Could you print every record below exactly as it appears?

+++

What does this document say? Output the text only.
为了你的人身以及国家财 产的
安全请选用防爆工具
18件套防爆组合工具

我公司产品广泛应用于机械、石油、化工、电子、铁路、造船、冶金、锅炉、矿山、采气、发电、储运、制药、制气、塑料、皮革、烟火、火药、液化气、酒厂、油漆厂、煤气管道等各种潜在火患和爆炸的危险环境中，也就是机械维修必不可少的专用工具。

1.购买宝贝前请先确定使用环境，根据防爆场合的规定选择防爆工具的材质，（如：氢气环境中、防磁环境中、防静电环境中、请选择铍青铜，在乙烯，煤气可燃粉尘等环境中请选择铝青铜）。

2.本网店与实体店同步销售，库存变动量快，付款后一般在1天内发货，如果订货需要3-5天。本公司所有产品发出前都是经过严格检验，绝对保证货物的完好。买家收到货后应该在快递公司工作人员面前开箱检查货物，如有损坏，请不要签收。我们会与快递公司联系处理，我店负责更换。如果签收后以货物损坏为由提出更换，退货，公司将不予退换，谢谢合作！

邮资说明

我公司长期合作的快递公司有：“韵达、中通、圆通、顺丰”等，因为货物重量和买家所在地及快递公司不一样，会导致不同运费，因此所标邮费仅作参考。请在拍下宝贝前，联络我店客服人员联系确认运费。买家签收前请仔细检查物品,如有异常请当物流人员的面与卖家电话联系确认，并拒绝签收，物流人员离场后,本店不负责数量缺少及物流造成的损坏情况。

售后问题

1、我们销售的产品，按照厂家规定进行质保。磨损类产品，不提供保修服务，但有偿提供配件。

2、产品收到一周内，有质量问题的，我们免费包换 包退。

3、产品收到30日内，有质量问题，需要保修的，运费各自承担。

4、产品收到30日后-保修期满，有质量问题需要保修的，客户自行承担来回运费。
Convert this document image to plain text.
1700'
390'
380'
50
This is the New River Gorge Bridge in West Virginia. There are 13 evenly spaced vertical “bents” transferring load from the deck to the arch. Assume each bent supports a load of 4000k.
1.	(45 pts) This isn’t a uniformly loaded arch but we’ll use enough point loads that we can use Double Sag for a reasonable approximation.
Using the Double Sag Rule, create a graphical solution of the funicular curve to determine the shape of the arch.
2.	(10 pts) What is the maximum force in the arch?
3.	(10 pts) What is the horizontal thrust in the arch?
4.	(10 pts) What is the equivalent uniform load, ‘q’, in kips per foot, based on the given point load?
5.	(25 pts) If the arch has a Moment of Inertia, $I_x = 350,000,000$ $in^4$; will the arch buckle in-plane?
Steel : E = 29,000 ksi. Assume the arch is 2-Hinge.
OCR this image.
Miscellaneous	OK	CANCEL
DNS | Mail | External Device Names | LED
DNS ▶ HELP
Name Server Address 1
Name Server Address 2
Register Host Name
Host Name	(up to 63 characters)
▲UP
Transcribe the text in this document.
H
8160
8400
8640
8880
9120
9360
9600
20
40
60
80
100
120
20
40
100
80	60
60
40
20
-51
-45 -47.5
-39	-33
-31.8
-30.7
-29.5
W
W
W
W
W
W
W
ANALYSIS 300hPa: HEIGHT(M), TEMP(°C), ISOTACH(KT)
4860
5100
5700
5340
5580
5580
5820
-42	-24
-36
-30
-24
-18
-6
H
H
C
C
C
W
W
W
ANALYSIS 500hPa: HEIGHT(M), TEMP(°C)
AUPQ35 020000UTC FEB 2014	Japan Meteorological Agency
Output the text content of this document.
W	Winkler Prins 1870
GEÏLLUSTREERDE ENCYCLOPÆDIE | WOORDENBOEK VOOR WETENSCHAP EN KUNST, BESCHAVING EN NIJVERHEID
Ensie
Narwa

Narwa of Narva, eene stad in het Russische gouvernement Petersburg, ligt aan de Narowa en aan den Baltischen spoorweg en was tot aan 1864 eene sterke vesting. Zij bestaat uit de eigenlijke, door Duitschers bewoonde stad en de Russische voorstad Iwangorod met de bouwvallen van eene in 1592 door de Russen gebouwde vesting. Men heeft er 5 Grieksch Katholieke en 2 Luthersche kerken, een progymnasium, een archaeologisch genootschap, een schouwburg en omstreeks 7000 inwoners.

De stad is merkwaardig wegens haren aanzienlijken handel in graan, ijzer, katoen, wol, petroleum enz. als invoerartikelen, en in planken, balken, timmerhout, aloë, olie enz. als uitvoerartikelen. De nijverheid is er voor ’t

+++

◆ Reply
What does this document say? Output the text only.
为了你的人身以及国家财 产的
安全请选用防爆工具
18件套防爆组合工具

我公司产品广泛应用于机械、石油、化工、电子、铁路、造船、冶金、锅炉、矿山、采气、发电、储运、制药、制气、塑料、皮革、烟火、火药、液化气、酒厂、油漆厂、煤气管道等各种潜在火患和爆炸的危险环境中，也就是机械维修必不可少的专用工具。

1.购买宝贝前请先确定使用环境，根据防爆场合的规定选择防爆工具的材质，（如：氢气环境中、防磁环境中、防静电环境中、请选择铍青铜，在乙烯，煤气可燃粉尘等环境中请选择铝青铜）。

2.本网店与实体店同步销售，库存变动量快，付款后一般在1天内发货，如果订货需要3-5天。本公司所有产品发出前都是经过严格检验，绝对保证货物的完好。买家收到货后应该在快递公司工作人员面前开箱检查货物，如有损坏，请不要签收。我们会与快递公司联系处理，我店负责更换。如果签收后以货物损坏为由提出更换，退货，公司将不予退换，谢谢合作！

邮资说明

我公司长期合作的快递公司有：“韵达、中通、圆通、顺丰”等，因为货物重量和买家所在地及快递公司不一样，会导致不同运费，因此所标邮费仅作参考。请在拍下宝贝前，联络我店客服人员联系确认运费。买家签收前请仔细检查物品,如有异常请当物流人员的面与卖家电话联系确认，并拒绝签收，物流人员离场后,本店不负责数量缺少及物流造成的损坏情况。

售后问题

1、我们销售的产品，按照厂家规定进行质保。磨损类产品，不提供保修服务，但有偿提供配件。

2、产品收到一周内，有质量问题的，我们免费包换 包退。

3、产品收到30日内，有质量问题，需要保修的，运费各自承担。

4、产品收到30日后-保修期满，有质量问题需要保修的，客户自行承担来回运费。
Convert this document image to plain text.
1700'
390'
380'
50
This is the New River Gorge Bridge in West Virginia. There are 13 evenly spaced vertical “bents” transferring load from the deck to the arch. Assume each bent supports a load of 4000k.
1.	(45 pts) This isn’t a uniformly loaded arch but we’ll use enough point loads that we can use Double Sag for a reasonable approximation.
Using the Double Sag Rule, create a graphical solution of the funicular curve to determine the shape of the arch.
2.	(10 pts) What is the maximum force in the arch?
3.	(10 pts) What is the horizontal thrust in the arch?
4.	(10 pts) What is the equivalent uniform load, ‘q’, in kips per foot, based on the given point load?
5.	(25 pts) If the arch has a Moment of Inertia, $I_x = 350,000,000$ $in^4$; will the arch buckle in-plane?
Steel : E = 29,000 ksi. Assume the arch is 2-Hinge.
OCR this image.
Miscellaneous	OK	CANCEL
DNS | Mail | External Device Names | LED
DNS ▶ HELP
Name Server Address 1
Name Server Address 2
Register Host Name
Host Name	(up to 63 characters)
▲UP
Transcribe the text in this document.
H
8160
8400
8640
8880
9120
9360
9600
20
40
60
80
100
120
20
40
100
80	60
60
40
20
-51
-45 -47.5
-39	-33
-31.8
-30.7
-29.5
W
W
W
W
W
W
W
ANALYSIS 300hPa: HEIGHT(M), TEMP(°C), ISOTACH(KT)
4860
5100
5700
5340
5580
5580
5820
-42	-24
-36
-30
-24
-18
-6
H
H
C
C
C
W
W
W
ANALYSIS 500hPa: HEIGHT(M), TEMP(°C)
AUPQ35 020000UTC FEB 2014	Japan Meteorological Agency
Output the text content of this document.
W	Winkler Prins 1870
GEÏLLUSTREERDE ENCYCLOPÆDIE | WOORDENBOEK VOOR WETENSCHAP EN KUNST, BESCHAVING EN NIJVERHEID
Ensie
Narwa

Narwa of Narva, eene stad in het Russische gouvernement Petersburg, ligt aan de Narowa en aan den Baltischen spoorweg en was tot aan 1864 eene sterke vesting. Zij bestaat uit de eigenlijke, door Duitschers bewoonde stad en de Russische voorstad Iwangorod met de bouwvallen van eene in 1592 door de Russen gebouwde vesting. Men heeft er 5 Grieksch Katholieke en 2 Luthersche kerken, een progymnasium, een archaeologisch genootschap, een schouwburg en omstreeks 7000 inwoners.

De stad is merkwaardig wegens haren aanzienlijken handel in graan, ijzer, katoen, wol, petroleum enz. als invoerartikelen, en in planken, balken, timmerhout, aloë, olie enz. als uitvoerartikelen. De nijverheid is er voor ’t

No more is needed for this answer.